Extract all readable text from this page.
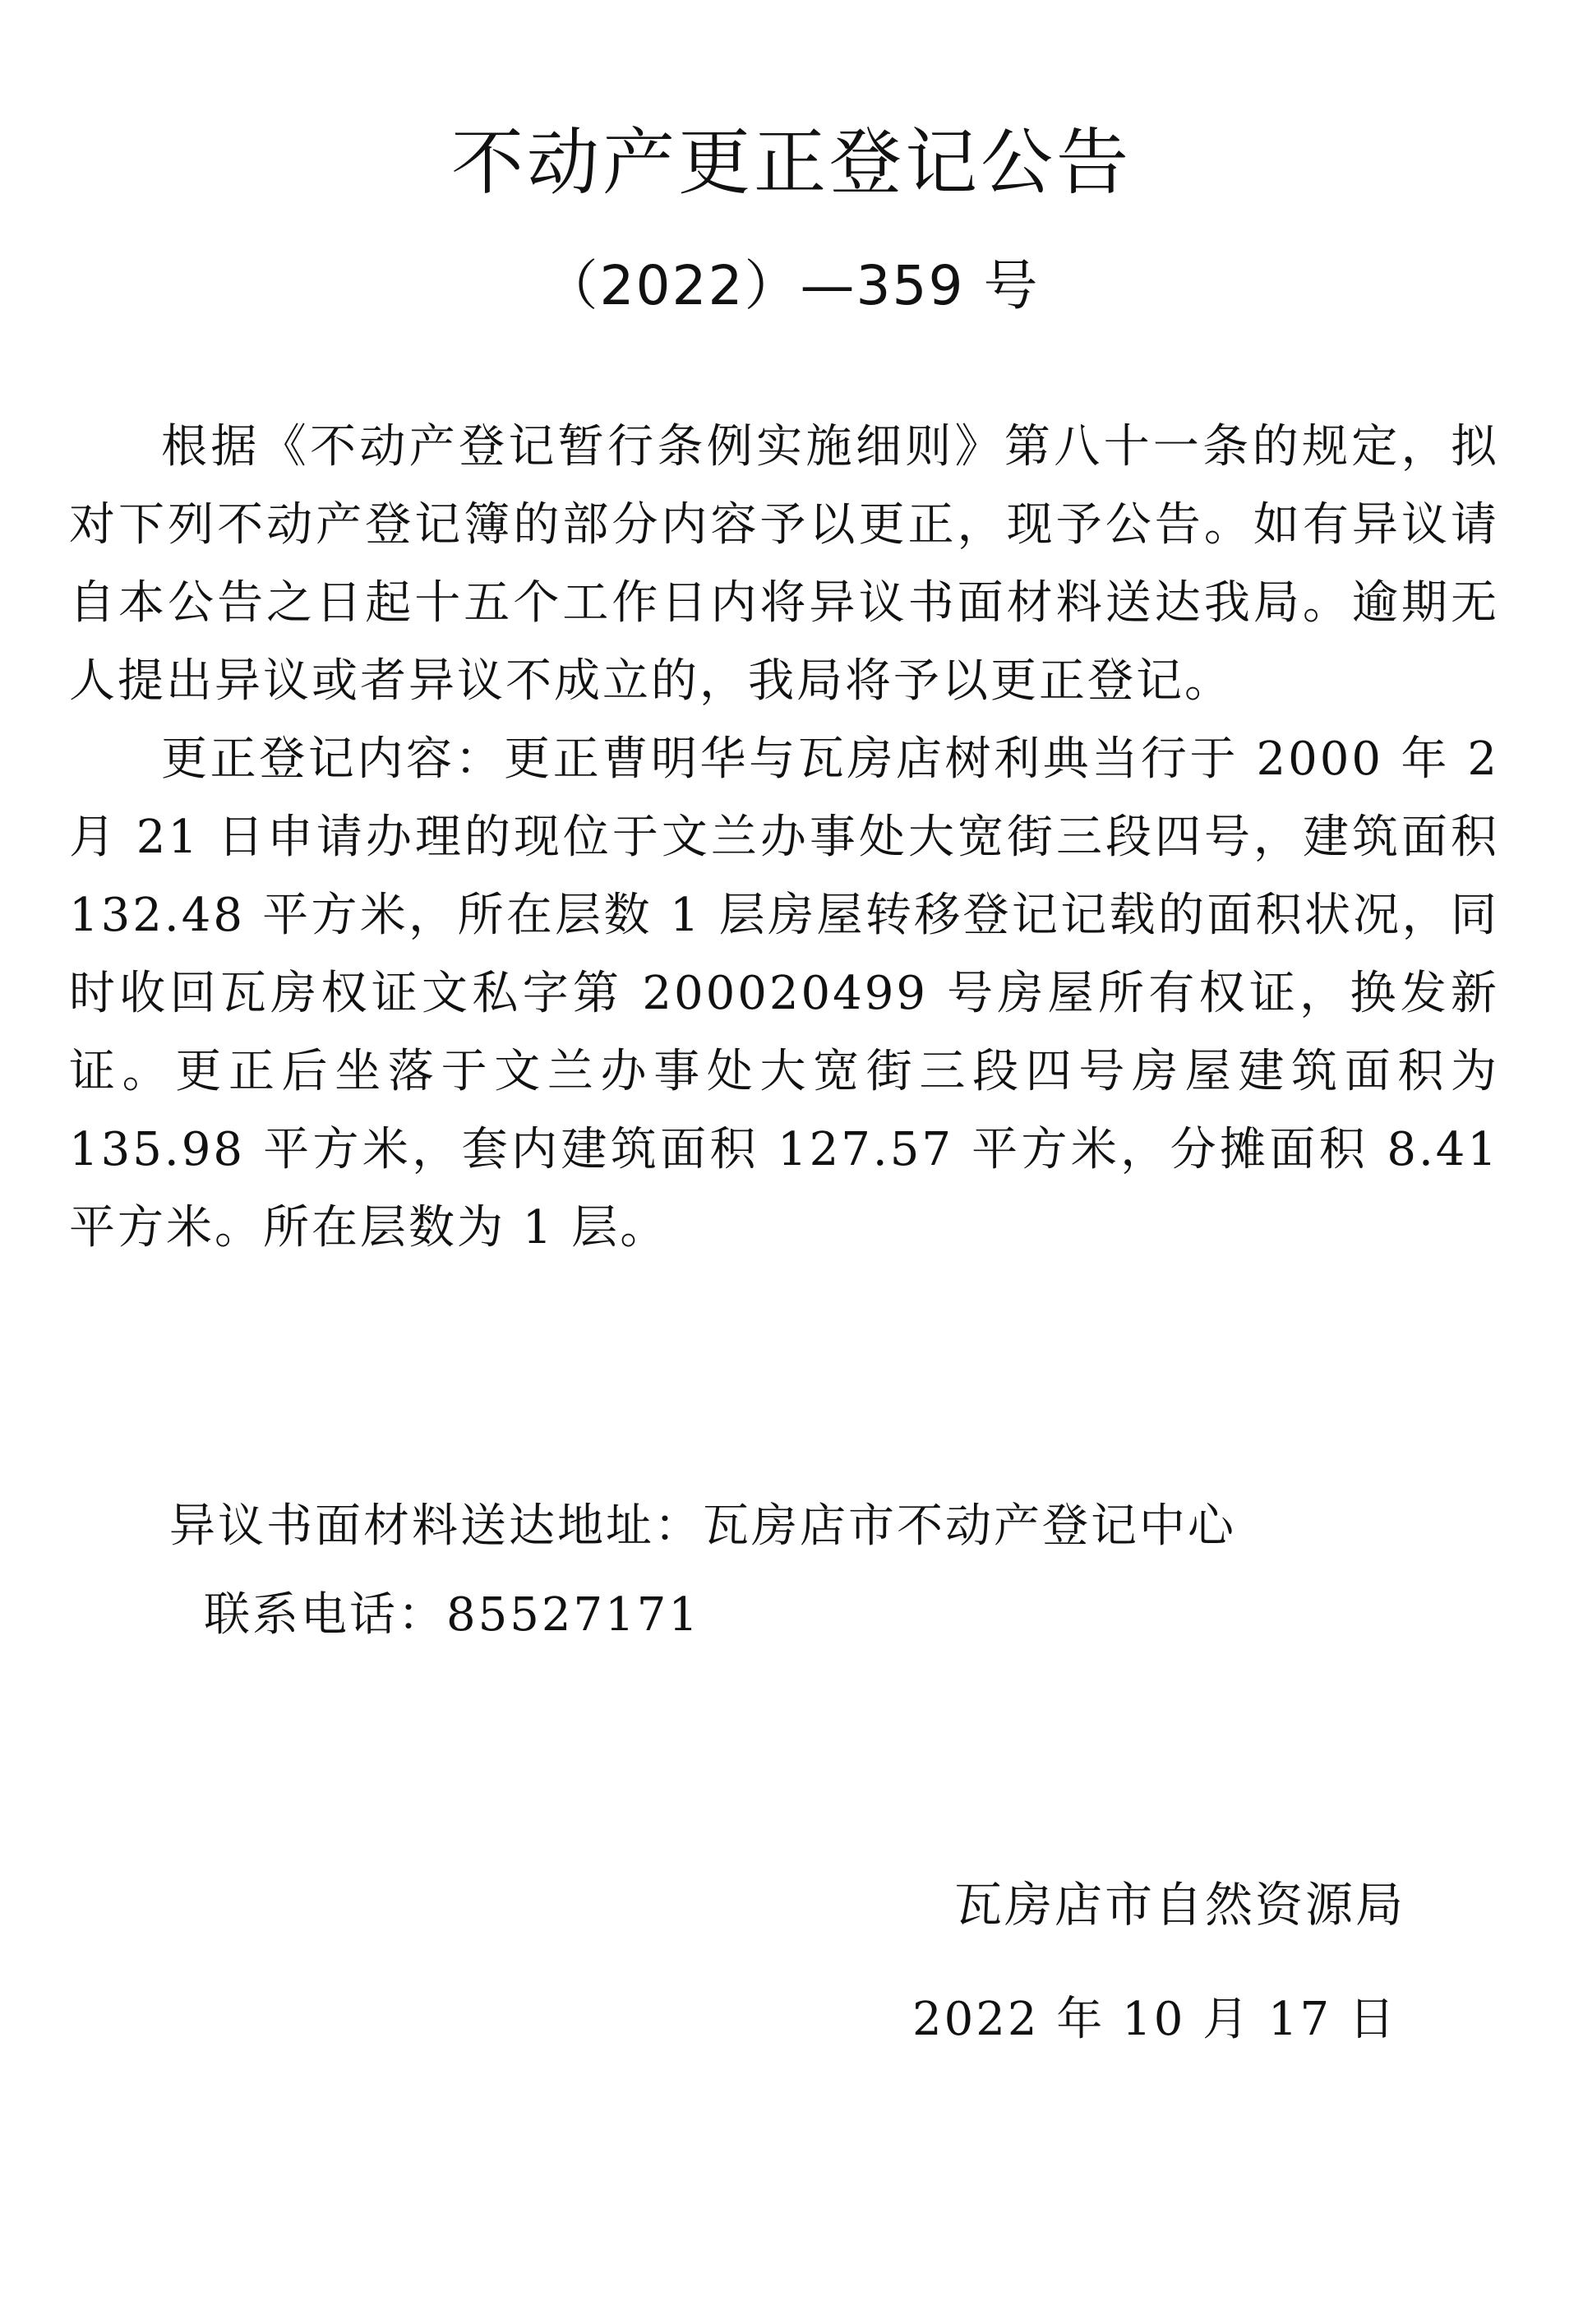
不动产更正登记公告
（2022）—359 号

根据《不动产登记暂行条例实施细则》第八十一条的规定，拟对下列不动产登记簿的部分内容予以更正，现予公告。如有异议请自本公告之日起十五个工作日内将异议书面材料送达我局。逾期无人提出异议或者异议不成立的，我局将予以更正登记。

更正登记内容：更正曹明华与瓦房店树利典当行于 2000 年 2 月 21 日申请办理的现位于文兰办事处大宽街三段四号，建筑面积 132.48 平方米，所在层数 1 层房屋转移登记记载的面积状况，同时收回瓦房权证文私字第 200020499 号房屋所有权证，换发新证。更正后坐落于文兰办事处大宽街三段四号房屋建筑面积为 135.98 平方米，套内建筑面积 127.57 平方米，分摊面积 8.41 平方米。所在层数为 1 层。

异议书面材料送达地址：瓦房店市不动产登记中心
联系电话：85527171
瓦房店市自然资源局
2022 年 10 月 17 日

§ §

■ WRITTEN PROBLEM
Images must not appear in the copy; reproduce everything else in the records verbatim.

■ THE SOLUTION
Extract all readable text from this page.
不动产更正登记公告
（2022）—359 号

根据《不动产登记暂行条例实施细则》第八十一条的规定，拟对下列不动产登记簿的部分内容予以更正，现予公告。如有异议请自本公告之日起十五个工作日内将异议书面材料送达我局。逾期无人提出异议或者异议不成立的，我局将予以更正登记。

更正登记内容：更正曹明华与瓦房店树利典当行于 2000 年 2 月 21 日申请办理的现位于文兰办事处大宽街三段四号，建筑面积 132.48 平方米，所在层数 1 层房屋转移登记记载的面积状况，同时收回瓦房权证文私字第 200020499 号房屋所有权证，换发新证。更正后坐落于文兰办事处大宽街三段四号房屋建筑面积为 135.98 平方米，套内建筑面积 127.57 平方米，分摊面积 8.41 平方米。所在层数为 1 层。

异议书面材料送达地址：瓦房店市不动产登记中心
联系电话：85527171
瓦房店市自然资源局
2022 年 10 月 17 日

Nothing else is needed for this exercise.